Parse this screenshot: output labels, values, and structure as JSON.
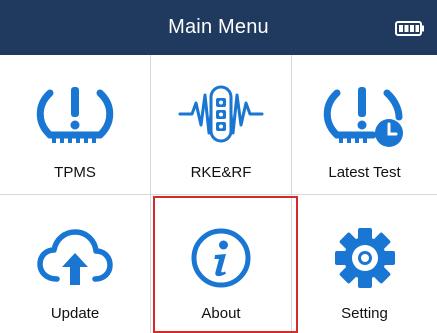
{
  "header": {
    "title": "Main Menu",
    "battery_icon": "battery-full-icon"
  },
  "menu": {
    "items": [
      {
        "label": "TPMS",
        "icon": "tire-warning-icon"
      },
      {
        "label": "RKE&RF",
        "icon": "key-fob-signal-icon"
      },
      {
        "label": "Latest Test",
        "icon": "tire-clock-icon"
      },
      {
        "label": "Update",
        "icon": "cloud-upload-icon"
      },
      {
        "label": "About",
        "icon": "info-icon"
      },
      {
        "label": "Setting",
        "icon": "gear-icon"
      }
    ],
    "selected_label": "About"
  },
  "colors": {
    "header_bg": "#1f3a5e",
    "icon_blue": "#1976d2",
    "selection_red": "#d42a2a",
    "divider": "#d8d8d8"
  }
}
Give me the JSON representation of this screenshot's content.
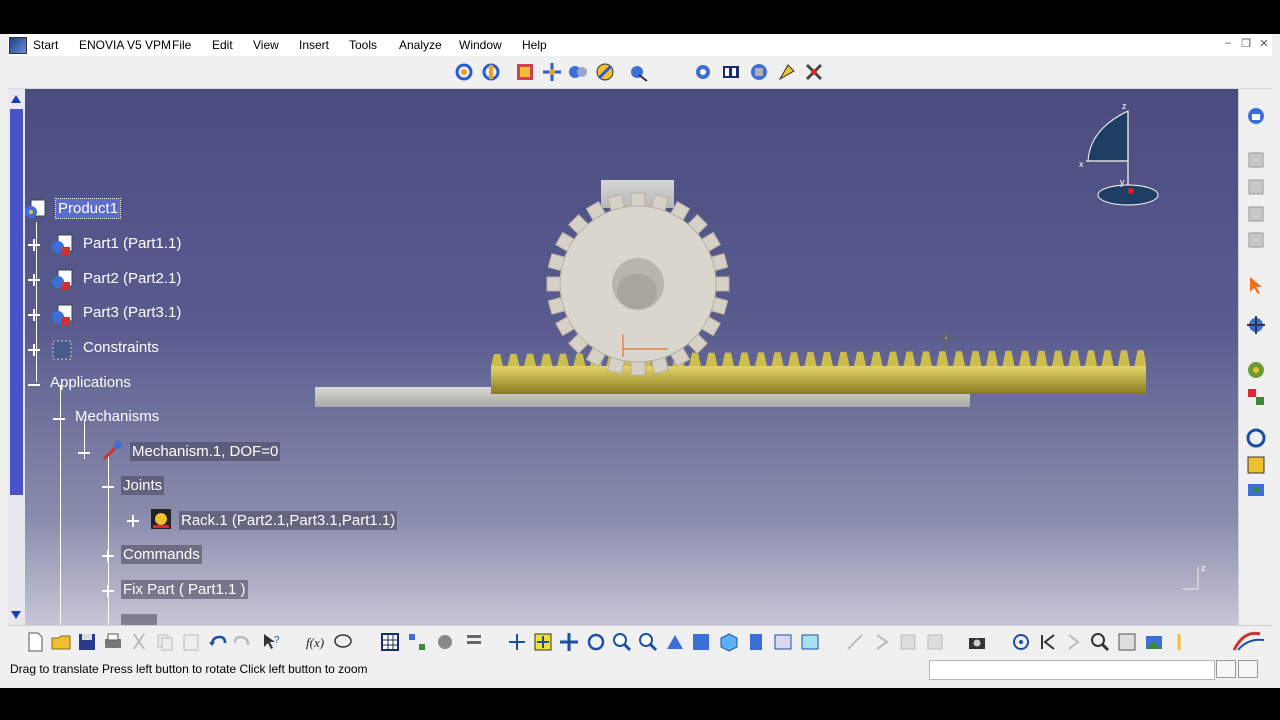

○ ○ ○

Directions for this task: Copy all of the entries verbatim, leaving out any pictures they contain.

Exercise answer:
Parse this screenshot: output labels, values, and structure as JSON.
{
  "header": {
    "title": "Main Menu",
    "battery_icon": "battery-full-icon"
  },
  "menu": {
    "items": [
      {
        "label": "TPMS",
        "icon": "tire-warning-icon"
      },
      {
        "label": "RKE&RF",
        "icon": "key-fob-signal-icon"
      },
      {
        "label": "Latest Test",
        "icon": "tire-clock-icon"
      },
      {
        "label": "Update",
        "icon": "cloud-upload-icon"
      },
      {
        "label": "About",
        "icon": "info-icon"
      },
      {
        "label": "Setting",
        "icon": "gear-icon"
      }
    ],
    "selected_label": "About"
  },
  "colors": {
    "header_bg": "#1f3a5e",
    "icon_blue": "#1976d2",
    "selection_red": "#d42a2a",
    "divider": "#d8d8d8"
  }
}
Give me the JSON representation of this screenshot's content.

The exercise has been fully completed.